====== DATASET RECORDS ======

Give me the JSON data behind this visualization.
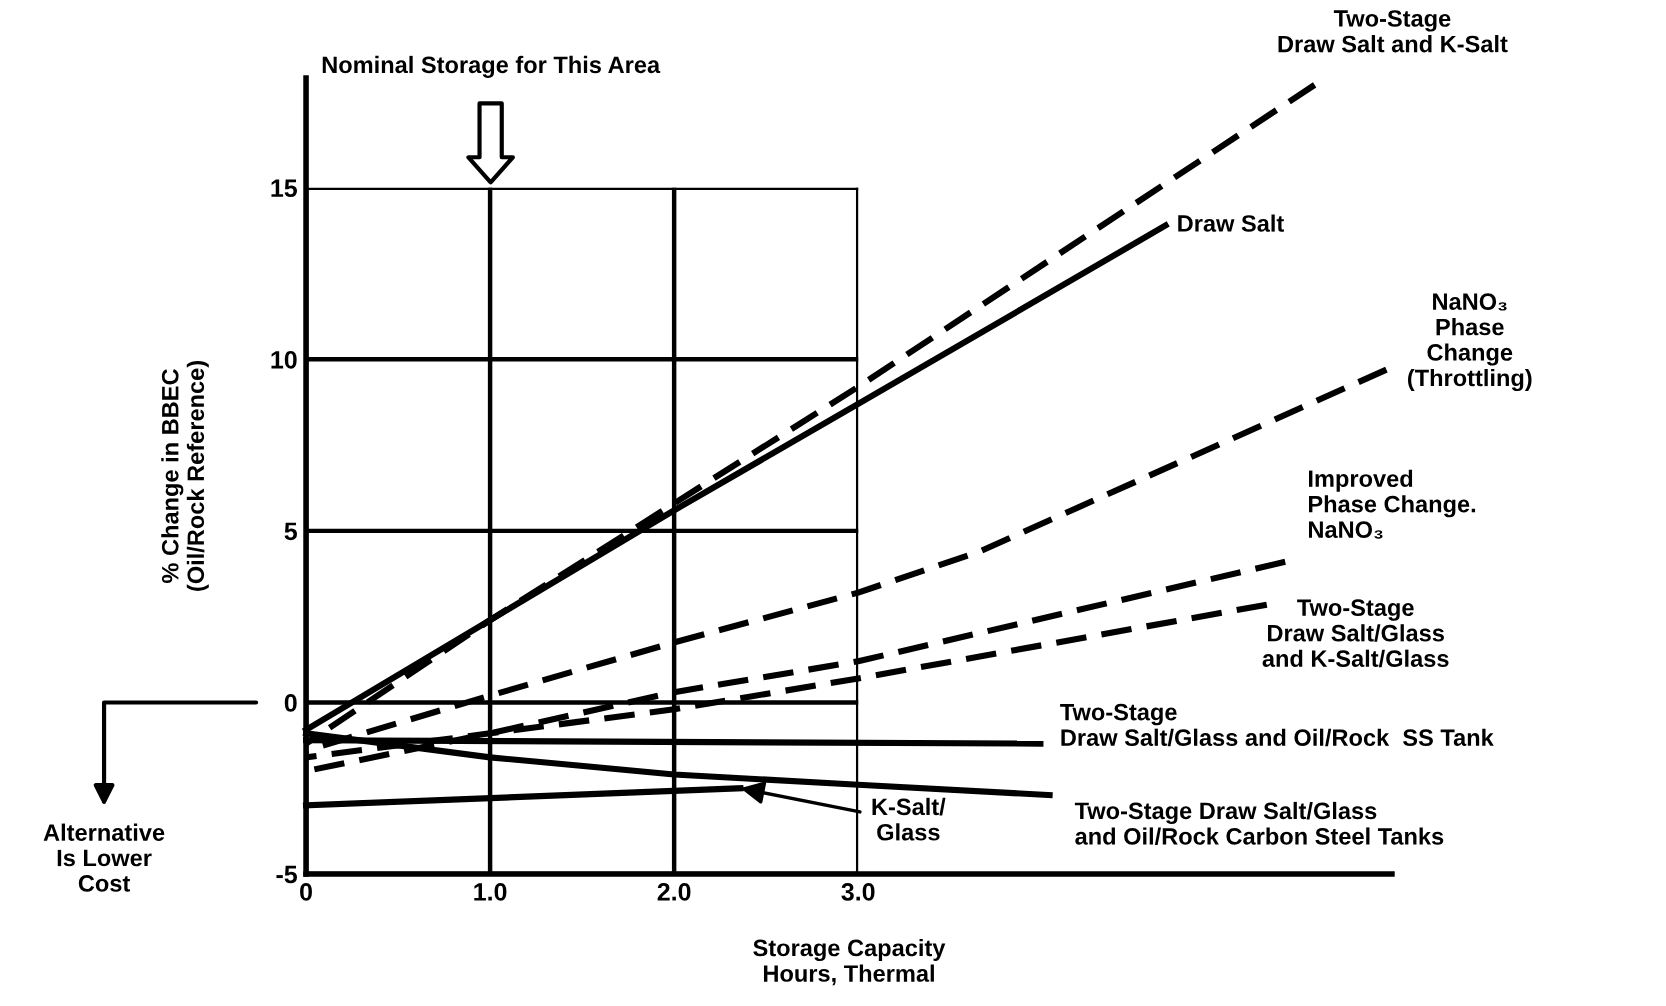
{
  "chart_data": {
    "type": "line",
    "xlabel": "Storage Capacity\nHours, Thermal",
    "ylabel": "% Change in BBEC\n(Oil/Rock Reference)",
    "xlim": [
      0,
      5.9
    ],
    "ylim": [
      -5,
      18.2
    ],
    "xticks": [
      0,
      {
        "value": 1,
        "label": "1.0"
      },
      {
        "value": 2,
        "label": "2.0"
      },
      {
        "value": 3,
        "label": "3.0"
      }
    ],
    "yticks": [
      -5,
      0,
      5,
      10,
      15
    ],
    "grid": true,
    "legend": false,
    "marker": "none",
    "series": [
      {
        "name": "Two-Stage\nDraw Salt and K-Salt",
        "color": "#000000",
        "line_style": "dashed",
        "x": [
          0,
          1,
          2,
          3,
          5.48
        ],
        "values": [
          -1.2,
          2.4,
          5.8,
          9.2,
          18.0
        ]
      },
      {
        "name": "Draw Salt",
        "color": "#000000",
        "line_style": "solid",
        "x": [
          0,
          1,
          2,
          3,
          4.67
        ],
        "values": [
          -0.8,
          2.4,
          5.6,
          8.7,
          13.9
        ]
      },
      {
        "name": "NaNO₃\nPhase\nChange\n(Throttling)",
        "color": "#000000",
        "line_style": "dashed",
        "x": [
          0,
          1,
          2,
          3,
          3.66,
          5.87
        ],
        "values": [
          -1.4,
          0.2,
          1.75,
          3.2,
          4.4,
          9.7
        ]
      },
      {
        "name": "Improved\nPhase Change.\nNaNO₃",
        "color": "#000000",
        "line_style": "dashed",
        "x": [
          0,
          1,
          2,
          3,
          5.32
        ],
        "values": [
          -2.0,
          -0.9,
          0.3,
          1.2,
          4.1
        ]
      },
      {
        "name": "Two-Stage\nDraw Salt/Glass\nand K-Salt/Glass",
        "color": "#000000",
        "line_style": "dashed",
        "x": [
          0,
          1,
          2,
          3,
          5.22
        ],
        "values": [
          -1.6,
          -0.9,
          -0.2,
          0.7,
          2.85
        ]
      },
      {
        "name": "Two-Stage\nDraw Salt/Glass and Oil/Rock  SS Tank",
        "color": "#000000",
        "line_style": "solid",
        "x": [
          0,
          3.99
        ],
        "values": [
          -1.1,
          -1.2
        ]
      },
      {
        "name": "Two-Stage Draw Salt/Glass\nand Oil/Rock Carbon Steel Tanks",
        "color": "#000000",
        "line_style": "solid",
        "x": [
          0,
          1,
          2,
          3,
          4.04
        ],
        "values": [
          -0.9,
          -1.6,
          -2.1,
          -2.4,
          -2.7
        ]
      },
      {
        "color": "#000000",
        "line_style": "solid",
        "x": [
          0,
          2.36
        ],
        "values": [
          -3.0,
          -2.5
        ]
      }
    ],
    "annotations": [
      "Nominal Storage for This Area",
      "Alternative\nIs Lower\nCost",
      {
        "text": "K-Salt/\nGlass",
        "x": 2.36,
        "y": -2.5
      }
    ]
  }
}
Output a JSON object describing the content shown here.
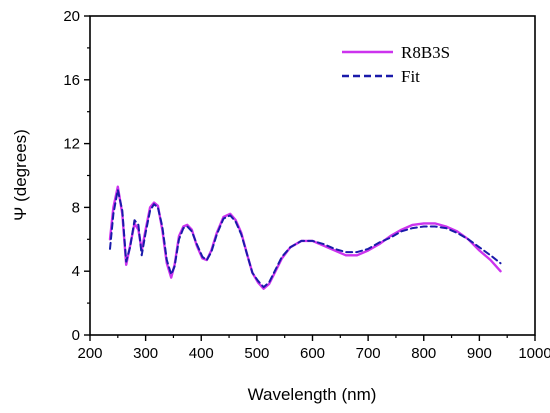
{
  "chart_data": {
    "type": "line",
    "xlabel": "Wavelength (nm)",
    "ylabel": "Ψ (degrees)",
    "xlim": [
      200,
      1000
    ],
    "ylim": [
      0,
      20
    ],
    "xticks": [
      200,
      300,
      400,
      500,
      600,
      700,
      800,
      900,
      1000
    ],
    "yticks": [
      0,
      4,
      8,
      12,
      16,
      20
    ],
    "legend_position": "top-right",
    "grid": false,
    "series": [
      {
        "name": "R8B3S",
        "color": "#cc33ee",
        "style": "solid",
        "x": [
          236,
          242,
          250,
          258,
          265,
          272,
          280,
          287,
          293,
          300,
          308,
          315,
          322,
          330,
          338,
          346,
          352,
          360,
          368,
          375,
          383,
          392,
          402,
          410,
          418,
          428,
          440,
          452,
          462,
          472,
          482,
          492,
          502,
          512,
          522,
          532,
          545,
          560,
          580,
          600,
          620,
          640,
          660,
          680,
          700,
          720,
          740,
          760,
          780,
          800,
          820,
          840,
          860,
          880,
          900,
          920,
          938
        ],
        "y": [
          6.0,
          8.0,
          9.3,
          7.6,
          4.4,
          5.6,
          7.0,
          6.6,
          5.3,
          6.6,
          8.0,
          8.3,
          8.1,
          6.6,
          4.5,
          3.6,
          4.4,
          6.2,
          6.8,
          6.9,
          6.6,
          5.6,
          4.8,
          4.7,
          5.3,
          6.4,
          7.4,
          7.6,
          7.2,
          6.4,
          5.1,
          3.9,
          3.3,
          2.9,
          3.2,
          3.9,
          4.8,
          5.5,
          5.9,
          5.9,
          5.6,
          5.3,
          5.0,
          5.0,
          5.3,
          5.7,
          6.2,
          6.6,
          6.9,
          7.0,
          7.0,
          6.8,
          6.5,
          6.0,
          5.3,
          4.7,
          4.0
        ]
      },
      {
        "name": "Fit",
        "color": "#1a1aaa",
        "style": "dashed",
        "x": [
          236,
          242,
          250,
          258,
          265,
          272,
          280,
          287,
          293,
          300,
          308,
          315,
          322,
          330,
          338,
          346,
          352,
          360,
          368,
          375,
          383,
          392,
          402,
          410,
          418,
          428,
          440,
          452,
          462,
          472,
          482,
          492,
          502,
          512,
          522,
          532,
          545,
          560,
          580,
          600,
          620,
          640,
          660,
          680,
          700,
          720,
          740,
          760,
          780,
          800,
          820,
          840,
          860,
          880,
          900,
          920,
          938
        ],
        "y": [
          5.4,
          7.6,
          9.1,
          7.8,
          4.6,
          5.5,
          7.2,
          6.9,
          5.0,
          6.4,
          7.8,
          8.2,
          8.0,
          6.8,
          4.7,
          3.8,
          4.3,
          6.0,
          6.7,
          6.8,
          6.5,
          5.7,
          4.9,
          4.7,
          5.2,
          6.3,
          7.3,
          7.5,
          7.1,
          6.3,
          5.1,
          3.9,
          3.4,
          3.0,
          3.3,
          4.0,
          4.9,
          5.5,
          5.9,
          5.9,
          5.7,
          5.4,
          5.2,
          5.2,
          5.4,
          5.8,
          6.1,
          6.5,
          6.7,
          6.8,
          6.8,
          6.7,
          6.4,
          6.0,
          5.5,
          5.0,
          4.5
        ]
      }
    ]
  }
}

======

_TASK STATEMENT_: In the entries above, find every line holding the word "Stage" and copy it out.

_RESULT OF THIS EXERCISE_:
        "name": "Two-Stage\nDraw Salt and K-Salt",
        "name": "Two-Stage\nDraw Salt/Glass\nand K-Salt/Glass",
        "name": "Two-Stage\nDraw Salt/Glass and Oil/Rock  SS Tank",
        "name": "Two-Stage Draw Salt/Glass\nand Oil/Rock Carbon Steel Tanks",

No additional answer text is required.